WHAT TO WORK ON
Filter the entries, keeping every line with the word "once".

DATASET EXCERPTS
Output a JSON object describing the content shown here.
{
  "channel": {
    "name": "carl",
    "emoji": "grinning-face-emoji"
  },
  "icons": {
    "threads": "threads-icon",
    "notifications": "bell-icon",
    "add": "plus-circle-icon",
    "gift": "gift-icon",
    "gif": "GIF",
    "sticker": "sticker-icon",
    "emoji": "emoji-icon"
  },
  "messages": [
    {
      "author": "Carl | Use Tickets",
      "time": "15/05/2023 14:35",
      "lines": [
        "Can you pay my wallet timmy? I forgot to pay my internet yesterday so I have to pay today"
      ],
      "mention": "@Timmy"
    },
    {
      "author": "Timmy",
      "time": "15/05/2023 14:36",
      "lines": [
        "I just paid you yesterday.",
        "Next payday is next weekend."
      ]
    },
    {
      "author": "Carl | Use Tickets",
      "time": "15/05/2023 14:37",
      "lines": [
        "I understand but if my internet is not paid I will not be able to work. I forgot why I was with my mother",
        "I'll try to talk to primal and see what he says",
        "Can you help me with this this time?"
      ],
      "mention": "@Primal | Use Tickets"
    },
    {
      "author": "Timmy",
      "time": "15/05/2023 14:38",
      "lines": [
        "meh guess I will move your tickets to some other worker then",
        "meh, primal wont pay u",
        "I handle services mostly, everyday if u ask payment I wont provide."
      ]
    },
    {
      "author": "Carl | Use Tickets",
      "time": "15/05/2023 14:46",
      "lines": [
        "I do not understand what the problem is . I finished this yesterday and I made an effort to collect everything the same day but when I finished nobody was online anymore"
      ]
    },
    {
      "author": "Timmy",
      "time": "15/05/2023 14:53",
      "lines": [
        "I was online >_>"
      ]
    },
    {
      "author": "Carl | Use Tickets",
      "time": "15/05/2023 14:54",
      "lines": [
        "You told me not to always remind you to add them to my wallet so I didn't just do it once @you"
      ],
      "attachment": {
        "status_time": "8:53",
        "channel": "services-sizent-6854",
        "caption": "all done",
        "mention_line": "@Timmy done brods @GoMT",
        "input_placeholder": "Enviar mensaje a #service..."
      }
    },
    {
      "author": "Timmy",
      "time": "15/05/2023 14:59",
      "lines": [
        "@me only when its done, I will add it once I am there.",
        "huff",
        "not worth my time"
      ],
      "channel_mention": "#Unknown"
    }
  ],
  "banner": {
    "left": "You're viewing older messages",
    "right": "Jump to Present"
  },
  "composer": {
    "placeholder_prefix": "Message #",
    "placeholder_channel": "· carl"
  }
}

ANSWER TO THE TASK
        "You told me not to always remind you to add them to my wallet so I didn't just do it once @you"
        "@me only when its done, I will add it once I am there.",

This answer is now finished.